:: Task requirements ::
Using the material that follows, identify and copy each line with the string "values".

Stored dataset items
_____
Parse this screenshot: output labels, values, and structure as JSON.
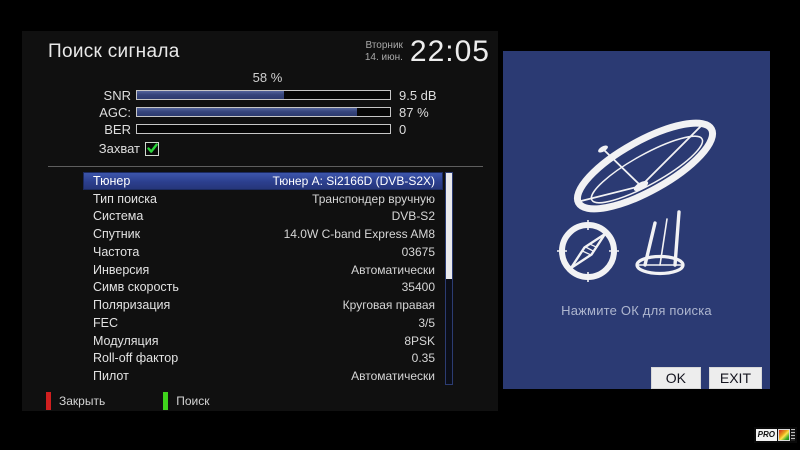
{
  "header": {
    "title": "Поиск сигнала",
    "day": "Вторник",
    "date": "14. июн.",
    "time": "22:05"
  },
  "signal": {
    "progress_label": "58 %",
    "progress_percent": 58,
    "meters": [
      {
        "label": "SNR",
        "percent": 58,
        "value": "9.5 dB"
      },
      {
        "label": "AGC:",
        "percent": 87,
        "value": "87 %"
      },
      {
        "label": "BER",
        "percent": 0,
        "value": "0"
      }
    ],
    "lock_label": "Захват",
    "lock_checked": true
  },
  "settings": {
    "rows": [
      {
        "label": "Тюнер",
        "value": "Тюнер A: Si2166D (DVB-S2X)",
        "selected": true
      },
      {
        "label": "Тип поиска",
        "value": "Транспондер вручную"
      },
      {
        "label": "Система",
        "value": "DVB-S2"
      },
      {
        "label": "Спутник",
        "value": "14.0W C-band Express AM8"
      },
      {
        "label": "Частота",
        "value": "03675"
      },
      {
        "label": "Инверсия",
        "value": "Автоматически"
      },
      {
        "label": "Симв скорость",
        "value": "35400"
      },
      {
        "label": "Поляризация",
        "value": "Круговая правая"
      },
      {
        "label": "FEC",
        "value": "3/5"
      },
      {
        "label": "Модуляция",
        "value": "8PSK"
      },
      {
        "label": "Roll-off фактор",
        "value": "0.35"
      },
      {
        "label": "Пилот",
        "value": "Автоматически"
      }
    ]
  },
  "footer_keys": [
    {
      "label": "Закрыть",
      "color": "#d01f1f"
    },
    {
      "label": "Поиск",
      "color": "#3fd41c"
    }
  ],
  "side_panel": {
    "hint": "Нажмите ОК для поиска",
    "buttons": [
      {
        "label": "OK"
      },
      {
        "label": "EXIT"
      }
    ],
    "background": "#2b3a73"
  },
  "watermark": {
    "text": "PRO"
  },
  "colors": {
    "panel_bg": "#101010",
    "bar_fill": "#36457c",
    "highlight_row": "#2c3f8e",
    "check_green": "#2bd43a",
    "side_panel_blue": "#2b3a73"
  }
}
_____
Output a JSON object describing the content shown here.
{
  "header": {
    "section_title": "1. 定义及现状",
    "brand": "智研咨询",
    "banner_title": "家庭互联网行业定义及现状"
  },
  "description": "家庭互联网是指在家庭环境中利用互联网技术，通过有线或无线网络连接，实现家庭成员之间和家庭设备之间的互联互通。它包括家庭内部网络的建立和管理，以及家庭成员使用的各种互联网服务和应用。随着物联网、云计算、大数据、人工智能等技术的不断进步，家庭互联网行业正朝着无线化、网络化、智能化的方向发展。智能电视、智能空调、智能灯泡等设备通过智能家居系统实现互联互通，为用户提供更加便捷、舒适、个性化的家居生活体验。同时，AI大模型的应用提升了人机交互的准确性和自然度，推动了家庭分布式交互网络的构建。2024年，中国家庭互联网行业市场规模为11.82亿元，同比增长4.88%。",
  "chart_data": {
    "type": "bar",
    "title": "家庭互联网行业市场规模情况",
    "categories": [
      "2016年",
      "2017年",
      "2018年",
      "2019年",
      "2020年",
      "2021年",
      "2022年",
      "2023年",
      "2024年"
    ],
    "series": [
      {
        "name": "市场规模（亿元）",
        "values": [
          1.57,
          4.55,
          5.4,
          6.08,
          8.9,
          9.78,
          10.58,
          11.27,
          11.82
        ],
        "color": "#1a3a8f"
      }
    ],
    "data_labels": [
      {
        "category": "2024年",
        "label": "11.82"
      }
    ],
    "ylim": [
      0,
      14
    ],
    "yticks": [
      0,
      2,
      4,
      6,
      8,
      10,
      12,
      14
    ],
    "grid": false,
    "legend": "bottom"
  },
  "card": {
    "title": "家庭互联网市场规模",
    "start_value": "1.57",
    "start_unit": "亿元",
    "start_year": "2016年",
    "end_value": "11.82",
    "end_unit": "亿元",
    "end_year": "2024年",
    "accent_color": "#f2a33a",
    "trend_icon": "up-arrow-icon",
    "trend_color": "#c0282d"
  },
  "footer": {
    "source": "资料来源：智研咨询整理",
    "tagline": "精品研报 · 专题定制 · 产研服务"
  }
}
_____
:: Output for this task ::
Parse this screenshot: output labels, values, and structure as JSON.
        "values": [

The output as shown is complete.